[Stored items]
** start **
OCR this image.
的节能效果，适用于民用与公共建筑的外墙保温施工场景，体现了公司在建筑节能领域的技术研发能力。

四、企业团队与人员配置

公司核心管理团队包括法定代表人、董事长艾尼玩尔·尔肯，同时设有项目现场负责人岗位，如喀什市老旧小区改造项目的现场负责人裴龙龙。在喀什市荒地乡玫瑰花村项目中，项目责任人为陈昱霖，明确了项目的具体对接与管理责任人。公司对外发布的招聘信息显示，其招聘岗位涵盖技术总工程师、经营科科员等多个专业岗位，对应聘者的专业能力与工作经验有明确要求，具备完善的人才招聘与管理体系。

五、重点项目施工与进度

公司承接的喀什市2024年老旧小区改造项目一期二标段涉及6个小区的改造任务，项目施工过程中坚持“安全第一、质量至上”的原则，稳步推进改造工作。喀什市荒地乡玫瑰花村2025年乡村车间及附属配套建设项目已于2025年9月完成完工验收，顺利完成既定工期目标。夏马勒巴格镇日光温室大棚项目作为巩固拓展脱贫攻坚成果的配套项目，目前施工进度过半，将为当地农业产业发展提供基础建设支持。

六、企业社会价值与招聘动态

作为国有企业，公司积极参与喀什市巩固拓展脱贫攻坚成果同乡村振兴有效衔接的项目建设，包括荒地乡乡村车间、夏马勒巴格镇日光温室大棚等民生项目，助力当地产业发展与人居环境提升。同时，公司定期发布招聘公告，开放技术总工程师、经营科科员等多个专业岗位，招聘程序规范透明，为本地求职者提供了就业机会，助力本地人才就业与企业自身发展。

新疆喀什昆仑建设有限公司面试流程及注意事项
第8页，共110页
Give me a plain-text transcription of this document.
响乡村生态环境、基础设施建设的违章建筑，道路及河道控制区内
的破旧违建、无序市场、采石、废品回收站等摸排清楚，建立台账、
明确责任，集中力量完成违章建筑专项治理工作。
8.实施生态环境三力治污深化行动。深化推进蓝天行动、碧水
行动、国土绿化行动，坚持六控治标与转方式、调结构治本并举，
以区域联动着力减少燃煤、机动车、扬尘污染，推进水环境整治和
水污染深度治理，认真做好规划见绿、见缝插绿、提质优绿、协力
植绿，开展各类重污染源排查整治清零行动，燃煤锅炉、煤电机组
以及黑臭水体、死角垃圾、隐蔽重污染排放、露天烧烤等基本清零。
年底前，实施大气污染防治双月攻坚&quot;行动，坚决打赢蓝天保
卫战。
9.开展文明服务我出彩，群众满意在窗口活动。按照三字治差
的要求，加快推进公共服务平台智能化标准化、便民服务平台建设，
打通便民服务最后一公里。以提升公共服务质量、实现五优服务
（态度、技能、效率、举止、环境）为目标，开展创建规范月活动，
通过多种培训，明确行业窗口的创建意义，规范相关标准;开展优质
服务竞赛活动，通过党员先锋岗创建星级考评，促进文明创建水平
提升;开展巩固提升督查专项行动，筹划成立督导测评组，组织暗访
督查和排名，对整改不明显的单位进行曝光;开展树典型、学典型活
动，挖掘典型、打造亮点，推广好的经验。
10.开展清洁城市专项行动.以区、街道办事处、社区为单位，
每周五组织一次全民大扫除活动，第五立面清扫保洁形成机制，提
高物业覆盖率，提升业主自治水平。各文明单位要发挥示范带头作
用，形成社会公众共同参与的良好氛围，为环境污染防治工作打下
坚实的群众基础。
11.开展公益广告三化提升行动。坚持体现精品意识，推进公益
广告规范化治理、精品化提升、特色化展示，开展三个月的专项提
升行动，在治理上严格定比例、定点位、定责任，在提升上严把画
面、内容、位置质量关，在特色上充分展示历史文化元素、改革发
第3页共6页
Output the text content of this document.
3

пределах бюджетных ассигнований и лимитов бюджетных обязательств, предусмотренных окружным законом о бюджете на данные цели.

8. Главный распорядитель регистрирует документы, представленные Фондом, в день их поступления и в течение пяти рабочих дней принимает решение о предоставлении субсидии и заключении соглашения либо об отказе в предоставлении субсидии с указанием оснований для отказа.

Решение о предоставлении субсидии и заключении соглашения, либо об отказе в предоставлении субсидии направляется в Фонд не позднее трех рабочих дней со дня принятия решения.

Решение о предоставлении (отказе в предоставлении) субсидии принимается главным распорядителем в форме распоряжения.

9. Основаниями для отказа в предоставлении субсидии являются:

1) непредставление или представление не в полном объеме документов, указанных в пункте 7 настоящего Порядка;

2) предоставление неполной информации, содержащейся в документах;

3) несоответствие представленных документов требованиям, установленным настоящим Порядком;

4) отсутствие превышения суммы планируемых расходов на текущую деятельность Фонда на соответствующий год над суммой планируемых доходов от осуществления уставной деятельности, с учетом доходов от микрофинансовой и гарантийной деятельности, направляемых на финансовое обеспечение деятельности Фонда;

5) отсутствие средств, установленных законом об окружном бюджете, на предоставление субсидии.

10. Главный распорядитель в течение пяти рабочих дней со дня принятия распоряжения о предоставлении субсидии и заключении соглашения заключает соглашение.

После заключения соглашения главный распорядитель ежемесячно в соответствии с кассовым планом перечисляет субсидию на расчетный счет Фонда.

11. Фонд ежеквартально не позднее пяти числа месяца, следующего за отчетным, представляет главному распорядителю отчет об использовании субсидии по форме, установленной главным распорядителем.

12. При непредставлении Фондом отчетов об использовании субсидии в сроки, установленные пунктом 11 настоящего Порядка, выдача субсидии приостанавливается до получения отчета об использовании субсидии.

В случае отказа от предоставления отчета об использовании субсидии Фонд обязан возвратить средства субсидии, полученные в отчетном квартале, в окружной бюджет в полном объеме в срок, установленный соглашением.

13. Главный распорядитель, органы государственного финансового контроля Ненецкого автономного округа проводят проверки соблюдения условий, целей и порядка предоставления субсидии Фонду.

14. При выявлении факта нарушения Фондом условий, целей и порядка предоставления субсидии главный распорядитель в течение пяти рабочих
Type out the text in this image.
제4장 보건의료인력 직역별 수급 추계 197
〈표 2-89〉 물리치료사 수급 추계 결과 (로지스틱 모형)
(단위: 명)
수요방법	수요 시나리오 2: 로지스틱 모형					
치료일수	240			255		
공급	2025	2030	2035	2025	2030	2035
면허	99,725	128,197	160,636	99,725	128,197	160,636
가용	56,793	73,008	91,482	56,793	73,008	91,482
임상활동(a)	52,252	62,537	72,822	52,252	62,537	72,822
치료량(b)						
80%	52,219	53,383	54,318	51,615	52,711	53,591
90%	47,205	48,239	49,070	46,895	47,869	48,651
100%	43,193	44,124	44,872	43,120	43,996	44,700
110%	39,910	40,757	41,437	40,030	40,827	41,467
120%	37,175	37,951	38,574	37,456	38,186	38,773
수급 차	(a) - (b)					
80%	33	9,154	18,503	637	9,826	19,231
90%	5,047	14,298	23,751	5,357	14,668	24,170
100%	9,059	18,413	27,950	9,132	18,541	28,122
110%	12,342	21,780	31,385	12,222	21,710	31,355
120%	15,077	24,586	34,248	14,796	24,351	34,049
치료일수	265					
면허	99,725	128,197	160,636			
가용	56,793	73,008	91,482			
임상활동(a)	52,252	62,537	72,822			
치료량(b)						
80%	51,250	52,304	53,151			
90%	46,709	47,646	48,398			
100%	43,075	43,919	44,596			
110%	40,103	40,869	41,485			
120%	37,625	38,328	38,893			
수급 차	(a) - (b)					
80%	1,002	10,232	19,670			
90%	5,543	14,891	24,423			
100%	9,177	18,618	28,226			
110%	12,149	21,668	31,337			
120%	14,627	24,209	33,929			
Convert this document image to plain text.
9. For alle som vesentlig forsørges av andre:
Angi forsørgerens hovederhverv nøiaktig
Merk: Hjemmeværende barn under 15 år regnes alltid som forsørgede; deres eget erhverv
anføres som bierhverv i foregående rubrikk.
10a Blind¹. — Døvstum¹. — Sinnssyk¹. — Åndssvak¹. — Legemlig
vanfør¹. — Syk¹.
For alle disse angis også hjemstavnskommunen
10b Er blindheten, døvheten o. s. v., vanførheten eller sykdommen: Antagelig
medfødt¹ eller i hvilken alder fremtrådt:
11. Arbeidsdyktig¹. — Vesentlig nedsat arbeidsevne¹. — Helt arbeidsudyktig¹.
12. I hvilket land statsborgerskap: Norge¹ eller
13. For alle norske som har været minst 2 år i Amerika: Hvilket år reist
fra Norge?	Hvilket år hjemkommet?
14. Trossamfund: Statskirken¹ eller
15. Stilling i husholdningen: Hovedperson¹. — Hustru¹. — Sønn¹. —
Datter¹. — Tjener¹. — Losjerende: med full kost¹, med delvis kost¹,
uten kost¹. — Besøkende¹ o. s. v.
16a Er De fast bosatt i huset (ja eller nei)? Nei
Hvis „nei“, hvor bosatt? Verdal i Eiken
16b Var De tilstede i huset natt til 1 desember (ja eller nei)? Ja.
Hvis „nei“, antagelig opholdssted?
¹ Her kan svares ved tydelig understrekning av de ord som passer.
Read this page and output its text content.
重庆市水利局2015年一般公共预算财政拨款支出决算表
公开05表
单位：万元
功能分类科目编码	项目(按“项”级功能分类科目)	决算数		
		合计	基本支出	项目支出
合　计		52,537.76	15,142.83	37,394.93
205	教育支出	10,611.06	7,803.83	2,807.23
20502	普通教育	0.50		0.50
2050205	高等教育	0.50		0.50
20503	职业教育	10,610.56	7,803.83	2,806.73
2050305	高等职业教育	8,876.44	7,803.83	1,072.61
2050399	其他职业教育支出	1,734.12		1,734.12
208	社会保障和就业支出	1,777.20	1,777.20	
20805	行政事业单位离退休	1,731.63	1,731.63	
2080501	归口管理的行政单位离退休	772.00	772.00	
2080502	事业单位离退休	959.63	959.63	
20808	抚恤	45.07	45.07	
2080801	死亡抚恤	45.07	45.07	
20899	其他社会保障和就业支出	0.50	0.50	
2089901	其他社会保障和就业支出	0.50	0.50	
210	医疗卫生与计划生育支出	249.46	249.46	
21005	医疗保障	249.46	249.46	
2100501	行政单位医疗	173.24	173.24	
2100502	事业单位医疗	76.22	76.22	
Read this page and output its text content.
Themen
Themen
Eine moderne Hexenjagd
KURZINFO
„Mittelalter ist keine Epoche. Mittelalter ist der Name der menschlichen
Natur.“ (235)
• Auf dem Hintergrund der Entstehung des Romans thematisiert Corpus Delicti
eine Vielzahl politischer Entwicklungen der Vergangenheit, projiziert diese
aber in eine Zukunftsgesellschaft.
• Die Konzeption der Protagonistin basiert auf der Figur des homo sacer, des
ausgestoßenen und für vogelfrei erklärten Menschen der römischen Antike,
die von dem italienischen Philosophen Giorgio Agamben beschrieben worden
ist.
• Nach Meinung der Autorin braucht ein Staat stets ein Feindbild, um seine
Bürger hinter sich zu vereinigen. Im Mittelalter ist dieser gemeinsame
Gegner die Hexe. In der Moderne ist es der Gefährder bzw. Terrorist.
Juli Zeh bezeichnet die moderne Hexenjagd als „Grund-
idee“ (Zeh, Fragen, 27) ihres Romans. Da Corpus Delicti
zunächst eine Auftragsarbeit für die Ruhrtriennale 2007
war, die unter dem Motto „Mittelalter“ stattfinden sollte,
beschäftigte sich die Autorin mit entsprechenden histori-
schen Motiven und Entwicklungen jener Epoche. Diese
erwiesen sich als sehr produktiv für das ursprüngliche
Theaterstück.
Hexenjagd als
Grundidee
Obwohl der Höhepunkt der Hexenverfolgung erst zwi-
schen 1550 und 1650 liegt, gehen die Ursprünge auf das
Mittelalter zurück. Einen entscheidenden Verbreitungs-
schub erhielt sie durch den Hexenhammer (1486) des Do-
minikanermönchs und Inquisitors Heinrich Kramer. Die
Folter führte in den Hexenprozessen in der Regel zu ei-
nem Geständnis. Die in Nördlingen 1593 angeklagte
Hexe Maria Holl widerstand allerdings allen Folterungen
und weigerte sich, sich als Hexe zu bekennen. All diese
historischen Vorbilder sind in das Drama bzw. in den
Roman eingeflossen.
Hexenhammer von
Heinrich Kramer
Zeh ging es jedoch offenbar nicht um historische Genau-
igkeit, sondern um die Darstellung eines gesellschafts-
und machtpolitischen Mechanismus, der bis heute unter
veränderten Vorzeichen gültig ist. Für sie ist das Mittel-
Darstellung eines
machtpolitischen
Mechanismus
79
** end **
- **Task goal**:
From the material above, copy each line that includes the word "Corpus".

- **The output**:
• Auf dem Hintergrund der Entstehung des Romans thematisiert Corpus Delicti
idee“ (Zeh, Fragen, 27) ihres Romans. Da Corpus Delicti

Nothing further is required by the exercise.